• _提供テキスト_

+++

PR

 米AMDは米国時間2008年6月17日,米サンフランシスコで開いた記者会見にて同社が提唱する“Cinema 2.0”構想に基づく写実的かつインタラクティブなビジュアル・コンピューティングのデモを実施した。デモでは,1TFLOPSの処理能力を持つ同社の次世代グラフィックス・チップ(コード名「RV770」)が使われた。

 Cinema 2.0は,これまで映画業界の独占分野だった複雑で写実的なグラフィックスと,人気ビデオ・ゲームの3Dのインタラクティブ性を組み合わせたもの。デモでは,“Cinema 2.0エクスペリエンス”としてリアルタイムのインタラクティブ性と実在の場所や物のように見える説得力のあるデジタル効果の融合を示した。

+++

• _データセット内容_
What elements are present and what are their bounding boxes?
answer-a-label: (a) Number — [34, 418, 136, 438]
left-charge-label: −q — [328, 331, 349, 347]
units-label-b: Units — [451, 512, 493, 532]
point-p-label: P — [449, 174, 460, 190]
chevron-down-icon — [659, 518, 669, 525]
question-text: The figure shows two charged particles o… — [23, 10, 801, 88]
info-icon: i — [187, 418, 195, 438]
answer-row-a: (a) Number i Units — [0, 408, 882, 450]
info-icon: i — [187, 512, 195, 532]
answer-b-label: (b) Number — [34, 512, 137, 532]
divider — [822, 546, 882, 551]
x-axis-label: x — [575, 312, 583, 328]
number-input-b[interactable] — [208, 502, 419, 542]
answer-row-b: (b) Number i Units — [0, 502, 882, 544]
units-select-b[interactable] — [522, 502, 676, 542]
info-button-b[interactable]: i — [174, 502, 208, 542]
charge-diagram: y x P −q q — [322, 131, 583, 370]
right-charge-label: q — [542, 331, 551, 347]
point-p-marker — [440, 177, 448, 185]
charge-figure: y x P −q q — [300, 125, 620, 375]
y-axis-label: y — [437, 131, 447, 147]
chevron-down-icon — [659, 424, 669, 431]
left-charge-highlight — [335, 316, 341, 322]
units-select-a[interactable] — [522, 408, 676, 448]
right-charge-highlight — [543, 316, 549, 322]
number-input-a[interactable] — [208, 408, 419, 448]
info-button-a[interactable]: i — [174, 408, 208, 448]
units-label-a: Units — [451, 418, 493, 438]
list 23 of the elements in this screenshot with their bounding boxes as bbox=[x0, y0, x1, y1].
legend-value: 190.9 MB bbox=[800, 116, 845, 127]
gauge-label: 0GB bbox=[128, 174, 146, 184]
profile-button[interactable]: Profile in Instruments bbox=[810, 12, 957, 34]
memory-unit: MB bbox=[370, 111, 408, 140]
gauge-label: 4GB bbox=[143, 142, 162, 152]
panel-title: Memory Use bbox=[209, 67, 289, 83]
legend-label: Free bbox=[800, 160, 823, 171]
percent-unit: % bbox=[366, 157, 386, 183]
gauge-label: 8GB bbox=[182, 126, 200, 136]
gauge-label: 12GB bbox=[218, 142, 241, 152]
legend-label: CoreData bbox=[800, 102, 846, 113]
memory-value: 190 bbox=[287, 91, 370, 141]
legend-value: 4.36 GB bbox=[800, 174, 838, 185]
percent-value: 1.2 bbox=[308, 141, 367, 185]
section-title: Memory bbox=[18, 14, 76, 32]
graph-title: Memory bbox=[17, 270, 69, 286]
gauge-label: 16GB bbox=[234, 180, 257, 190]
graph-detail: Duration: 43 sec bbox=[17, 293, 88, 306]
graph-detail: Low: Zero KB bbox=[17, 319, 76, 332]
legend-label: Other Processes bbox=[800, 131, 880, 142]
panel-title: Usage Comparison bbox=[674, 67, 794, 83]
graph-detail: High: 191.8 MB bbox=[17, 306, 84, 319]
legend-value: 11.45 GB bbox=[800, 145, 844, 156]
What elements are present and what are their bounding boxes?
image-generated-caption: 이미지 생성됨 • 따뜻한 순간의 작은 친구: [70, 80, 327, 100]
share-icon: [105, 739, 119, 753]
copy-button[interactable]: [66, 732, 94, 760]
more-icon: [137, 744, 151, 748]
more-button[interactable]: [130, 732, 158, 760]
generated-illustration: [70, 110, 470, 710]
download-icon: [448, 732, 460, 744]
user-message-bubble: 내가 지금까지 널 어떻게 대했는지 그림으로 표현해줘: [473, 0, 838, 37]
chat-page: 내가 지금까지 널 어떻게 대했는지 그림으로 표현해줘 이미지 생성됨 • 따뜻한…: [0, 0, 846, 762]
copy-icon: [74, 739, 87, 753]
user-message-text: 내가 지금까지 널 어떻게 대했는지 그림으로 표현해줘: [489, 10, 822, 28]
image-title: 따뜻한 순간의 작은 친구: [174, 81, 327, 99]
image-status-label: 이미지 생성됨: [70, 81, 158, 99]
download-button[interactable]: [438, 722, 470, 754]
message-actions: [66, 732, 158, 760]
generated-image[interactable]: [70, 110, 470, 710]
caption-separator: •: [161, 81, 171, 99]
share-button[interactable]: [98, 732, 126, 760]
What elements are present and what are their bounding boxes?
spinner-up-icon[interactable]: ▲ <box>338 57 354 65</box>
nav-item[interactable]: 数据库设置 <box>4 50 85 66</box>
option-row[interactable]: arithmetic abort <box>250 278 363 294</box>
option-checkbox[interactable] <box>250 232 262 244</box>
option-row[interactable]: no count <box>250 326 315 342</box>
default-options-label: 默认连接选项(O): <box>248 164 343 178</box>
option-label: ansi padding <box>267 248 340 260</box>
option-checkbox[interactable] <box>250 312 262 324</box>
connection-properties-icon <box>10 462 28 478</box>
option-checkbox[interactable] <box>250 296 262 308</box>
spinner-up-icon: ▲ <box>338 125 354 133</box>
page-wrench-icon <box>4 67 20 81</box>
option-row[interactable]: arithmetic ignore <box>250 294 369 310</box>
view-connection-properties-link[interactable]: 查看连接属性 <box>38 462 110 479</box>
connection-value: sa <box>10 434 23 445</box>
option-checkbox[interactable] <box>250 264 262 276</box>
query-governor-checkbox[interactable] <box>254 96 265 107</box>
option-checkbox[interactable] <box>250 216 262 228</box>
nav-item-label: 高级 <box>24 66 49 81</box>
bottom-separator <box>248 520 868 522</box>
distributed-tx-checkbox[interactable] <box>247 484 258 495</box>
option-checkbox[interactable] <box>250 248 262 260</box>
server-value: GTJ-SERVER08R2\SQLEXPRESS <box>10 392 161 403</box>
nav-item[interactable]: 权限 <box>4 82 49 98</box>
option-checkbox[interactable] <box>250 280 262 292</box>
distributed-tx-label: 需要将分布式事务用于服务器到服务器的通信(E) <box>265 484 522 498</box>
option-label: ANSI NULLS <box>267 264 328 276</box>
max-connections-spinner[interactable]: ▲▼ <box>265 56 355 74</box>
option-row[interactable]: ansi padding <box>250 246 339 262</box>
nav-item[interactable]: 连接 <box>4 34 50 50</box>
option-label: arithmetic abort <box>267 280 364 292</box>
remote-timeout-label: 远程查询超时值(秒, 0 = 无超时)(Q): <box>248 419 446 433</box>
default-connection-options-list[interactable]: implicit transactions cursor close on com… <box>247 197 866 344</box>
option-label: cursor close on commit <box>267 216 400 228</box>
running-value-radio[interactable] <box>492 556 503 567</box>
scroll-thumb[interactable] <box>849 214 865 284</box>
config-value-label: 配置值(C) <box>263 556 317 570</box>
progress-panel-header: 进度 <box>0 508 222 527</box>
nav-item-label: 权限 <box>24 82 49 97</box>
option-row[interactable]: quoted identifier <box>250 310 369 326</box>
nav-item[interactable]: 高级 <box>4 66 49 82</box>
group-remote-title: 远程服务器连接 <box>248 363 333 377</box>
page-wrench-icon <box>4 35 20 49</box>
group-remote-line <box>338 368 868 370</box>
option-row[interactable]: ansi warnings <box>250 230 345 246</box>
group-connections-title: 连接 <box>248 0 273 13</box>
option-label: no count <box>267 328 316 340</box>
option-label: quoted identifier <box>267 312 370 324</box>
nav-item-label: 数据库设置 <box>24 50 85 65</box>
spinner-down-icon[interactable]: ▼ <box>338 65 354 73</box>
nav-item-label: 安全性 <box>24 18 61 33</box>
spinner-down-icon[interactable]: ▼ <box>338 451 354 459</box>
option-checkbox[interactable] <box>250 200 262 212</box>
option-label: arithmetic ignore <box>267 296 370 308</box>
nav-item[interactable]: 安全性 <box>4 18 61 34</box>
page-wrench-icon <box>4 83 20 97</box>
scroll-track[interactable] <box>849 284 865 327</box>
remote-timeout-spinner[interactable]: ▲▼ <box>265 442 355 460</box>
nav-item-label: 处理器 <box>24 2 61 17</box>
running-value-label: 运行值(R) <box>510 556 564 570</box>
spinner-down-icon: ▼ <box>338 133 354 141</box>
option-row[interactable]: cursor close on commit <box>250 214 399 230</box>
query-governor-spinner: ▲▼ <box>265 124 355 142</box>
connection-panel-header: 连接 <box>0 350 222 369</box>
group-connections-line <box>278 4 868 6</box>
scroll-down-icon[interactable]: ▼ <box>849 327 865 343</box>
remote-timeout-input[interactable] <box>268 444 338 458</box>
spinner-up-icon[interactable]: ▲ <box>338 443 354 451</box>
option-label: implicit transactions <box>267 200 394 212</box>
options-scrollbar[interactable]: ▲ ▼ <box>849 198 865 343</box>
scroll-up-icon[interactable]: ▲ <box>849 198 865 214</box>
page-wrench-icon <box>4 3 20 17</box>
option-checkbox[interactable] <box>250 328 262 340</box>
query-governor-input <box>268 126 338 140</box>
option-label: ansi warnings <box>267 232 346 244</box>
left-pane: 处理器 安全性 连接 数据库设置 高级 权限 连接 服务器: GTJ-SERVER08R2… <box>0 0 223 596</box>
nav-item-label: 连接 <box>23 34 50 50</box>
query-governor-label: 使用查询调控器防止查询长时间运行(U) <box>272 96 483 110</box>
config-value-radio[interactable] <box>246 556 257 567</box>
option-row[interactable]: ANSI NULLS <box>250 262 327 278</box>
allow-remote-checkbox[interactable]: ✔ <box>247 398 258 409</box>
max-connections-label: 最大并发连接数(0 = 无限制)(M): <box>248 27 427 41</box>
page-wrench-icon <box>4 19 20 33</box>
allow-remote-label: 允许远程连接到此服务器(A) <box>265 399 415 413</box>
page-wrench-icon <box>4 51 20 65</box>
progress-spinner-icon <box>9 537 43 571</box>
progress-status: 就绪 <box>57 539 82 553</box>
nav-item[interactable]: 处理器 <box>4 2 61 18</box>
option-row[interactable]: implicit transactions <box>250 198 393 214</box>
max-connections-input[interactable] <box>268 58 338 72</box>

+++

• _練習問題_
1. AMDのCinema 2.0に関する記事で、デモに使われた次世代グラフィックス・チップのコード名は何ですか？
2. AMDのCinema 2.0に関する記事によると、Cinema 2.0は何と何を組み合わせたものですか？1〜3文で説明してください。
3. AMDのCinema 2.0に関する記事を、最後の文の後から書き継いでください。

• _解答例_
1. 「RV770」です。

2. これまで映画業界の独占分野だった複雑で写実的なグラフィックスと、人気ビデオ・ゲームの3Dのインタラクティブ性を組み合わせたものです。デモではこれを「Cinema 2.0エクスペリエンス」として、リアルタイムのインタラクティブ性と、実在の場所や物のように見える説得力のあるデジタル効果の融合として示しました。

3.
 AMDによれば,従来のコンピュータ処理によるシーンは,1フレームのレンダリングに最大30時間かかることがあるという。現在のゲームで見られるスムーズなインタラクティブ性を実現するためには,最低でも1秒当たり25~30フレームのレンダリング速度が必要とされる。そのため,Cinema 2.0のような技術の実現には最大10年かかると考えられていたという。

 AMDは今夏,シングルチップで1TFLOPSの処理能力を持つグラフィックス・プロセサの発表を計画している。この技術は,近日中に「ATI Radeon HD」ブランドのグラフィックス・カードとして提供されるという。